* START *
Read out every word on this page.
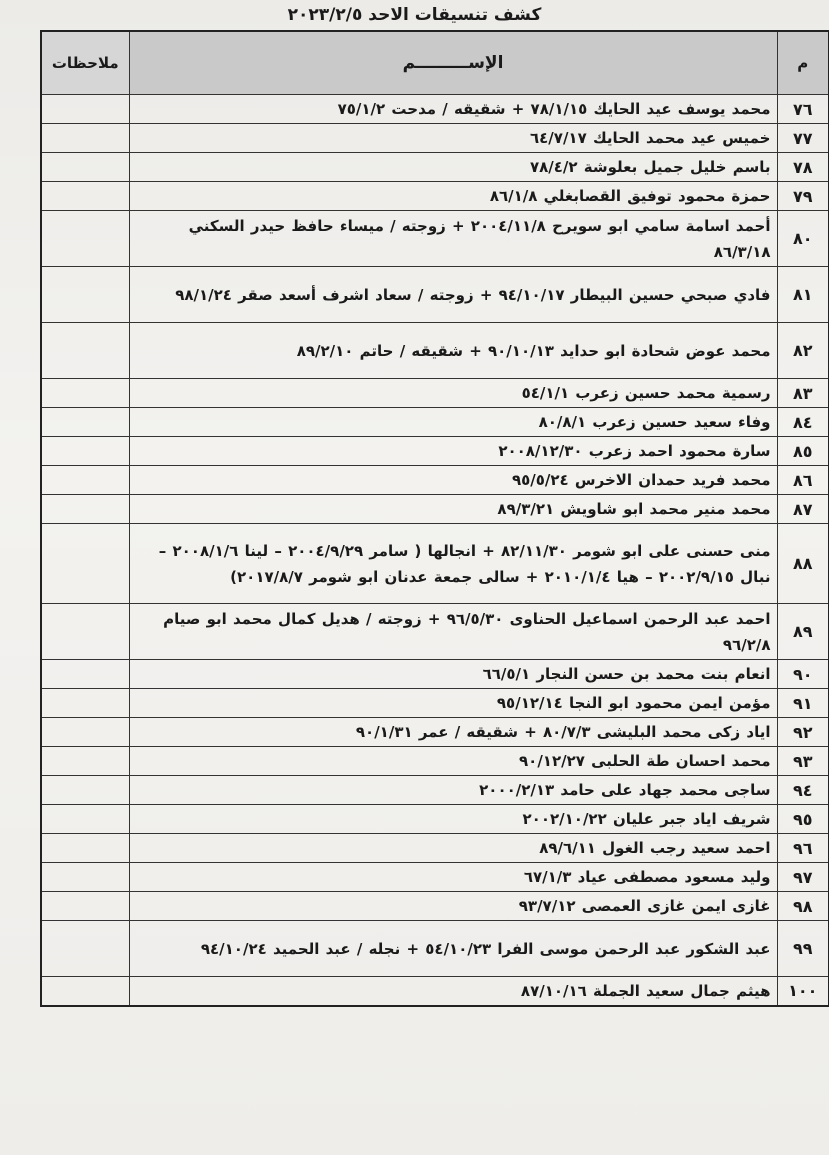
كشف تنسيقات الاحد ٢٠٢٣/٢/٥
م	الإســـــــــم	ملاحظات
٧٦	محمد يوسف عيد الحايك ٧٨/١/١٥ + شقيقه / مدحت ٧٥/١/٢	
٧٧	خميس عيد محمد الحايك ٦٤/٧/١٧	
٧٨	باسم خليل جميل بعلوشة ٧٨/٤/٢	
٧٩	حمزة محمود توفيق القصابغلي ٨٦/١/٨	
٨٠	أحمد اسامة سامي ابو سويرح ٢٠٠٤/١١/٨ + زوجته / ميساء حافظ حيدر السكني ٨٦/٣/١٨	
٨١	فادي صبحي حسين البيطار ٩٤/١٠/١٧ + زوجته / سعاد اشرف أسعد صقر ٩٨/١/٢٤	
٨٢	محمد عوض شحادة ابو حدايد ٩٠/١٠/١٣ + شقيقه / حاتم ٨٩/٢/١٠	
٨٣	رسمية محمد حسين زعرب ٥٤/١/١	
٨٤	وفاء سعيد حسين زعرب ٨٠/٨/١	
٨٥	سارة محمود احمد زعرب ٢٠٠٨/١٢/٣٠	
٨٦	محمد فريد حمدان الاخرس ٩٥/٥/٢٤	
٨٧	محمد منير محمد ابو شاويش ٨٩/٣/٢١	
٨٨	منى حسنى على ابو شومر ٨٢/١١/٣٠ + انجالها ( سامر ٢٠٠٤/٩/٢٩ – لينا ٢٠٠٨/١/٦ – نبال ٢٠٠٢/٩/١٥ – هيا ٢٠١٠/١/٤ + سالى جمعة عدنان ابو شومر ٢٠١٧/٨/٧)	
٨٩	احمد عبد الرحمن اسماعيل الحناوى ٩٦/٥/٣٠ + زوجته / هديل كمال محمد ابو صيام ٩٦/٢/٨	
٩٠	انعام بنت محمد بن حسن النجار ٦٦/٥/١	
٩١	مؤمن ايمن محمود ابو النجا ٩٥/١٢/١٤	
٩٢	اياد زكى محمد البليشى ٨٠/٧/٣ + شقيقه / عمر ٩٠/١/٣١	
٩٣	محمد احسان طة الحلبى ٩٠/١٢/٢٧	
٩٤	ساجى محمد جهاد على حامد ٢٠٠٠/٢/١٣	
٩٥	شريف اياد جبر عليان ٢٠٠٢/١٠/٢٢	
٩٦	احمد سعيد رجب الغول ٨٩/٦/١١	
٩٧	وليد مسعود مصطفى عياد ٦٧/١/٣	
٩٨	غازى ايمن غازى العمصى ٩٣/٧/١٢	
٩٩	عبد الشكور عبد الرحمن موسى الفرا ٥٤/١٠/٢٣ + نجله / عبد الحميد ٩٤/١٠/٢٤	
١٠٠	هيثم جمال سعيد الجملة ٨٧/١٠/١٦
* END *
Directive ::
From the listing, extract all text exactly as given and drop any picture.

Written reply ::
Read out every word on this page.
كشف تنسيقات الاحد ٢٠٢٣/٢/٥
م	الإســـــــــم	ملاحظات
٧٦	محمد يوسف عيد الحايك ٧٨/١/١٥ + شقيقه / مدحت ٧٥/١/٢	
٧٧	خميس عيد محمد الحايك ٦٤/٧/١٧	
٧٨	باسم خليل جميل بعلوشة ٧٨/٤/٢	
٧٩	حمزة محمود توفيق القصابغلي ٨٦/١/٨	
٨٠	أحمد اسامة سامي ابو سويرح ٢٠٠٤/١١/٨ + زوجته / ميساء حافظ حيدر السكني ٨٦/٣/١٨	
٨١	فادي صبحي حسين البيطار ٩٤/١٠/١٧ + زوجته / سعاد اشرف أسعد صقر ٩٨/١/٢٤	
٨٢	محمد عوض شحادة ابو حدايد ٩٠/١٠/١٣ + شقيقه / حاتم ٨٩/٢/١٠	
٨٣	رسمية محمد حسين زعرب ٥٤/١/١	
٨٤	وفاء سعيد حسين زعرب ٨٠/٨/١	
٨٥	سارة محمود احمد زعرب ٢٠٠٨/١٢/٣٠	
٨٦	محمد فريد حمدان الاخرس ٩٥/٥/٢٤	
٨٧	محمد منير محمد ابو شاويش ٨٩/٣/٢١	
٨٨	منى حسنى على ابو شومر ٨٢/١١/٣٠ + انجالها ( سامر ٢٠٠٤/٩/٢٩ – لينا ٢٠٠٨/١/٦ – نبال ٢٠٠٢/٩/١٥ – هيا ٢٠١٠/١/٤ + سالى جمعة عدنان ابو شومر ٢٠١٧/٨/٧)	
٨٩	احمد عبد الرحمن اسماعيل الحناوى ٩٦/٥/٣٠ + زوجته / هديل كمال محمد ابو صيام ٩٦/٢/٨	
٩٠	انعام بنت محمد بن حسن النجار ٦٦/٥/١	
٩١	مؤمن ايمن محمود ابو النجا ٩٥/١٢/١٤	
٩٢	اياد زكى محمد البليشى ٨٠/٧/٣ + شقيقه / عمر ٩٠/١/٣١	
٩٣	محمد احسان طة الحلبى ٩٠/١٢/٢٧	
٩٤	ساجى محمد جهاد على حامد ٢٠٠٠/٢/١٣	
٩٥	شريف اياد جبر عليان ٢٠٠٢/١٠/٢٢	
٩٦	احمد سعيد رجب الغول ٨٩/٦/١١	
٩٧	وليد مسعود مصطفى عياد ٦٧/١/٣	
٩٨	غازى ايمن غازى العمصى ٩٣/٧/١٢	
٩٩	عبد الشكور عبد الرحمن موسى الفرا ٥٤/١٠/٢٣ + نجله / عبد الحميد ٩٤/١٠/٢٤	
١٠٠	هيثم جمال سعيد الجملة ٨٧/١٠/١٦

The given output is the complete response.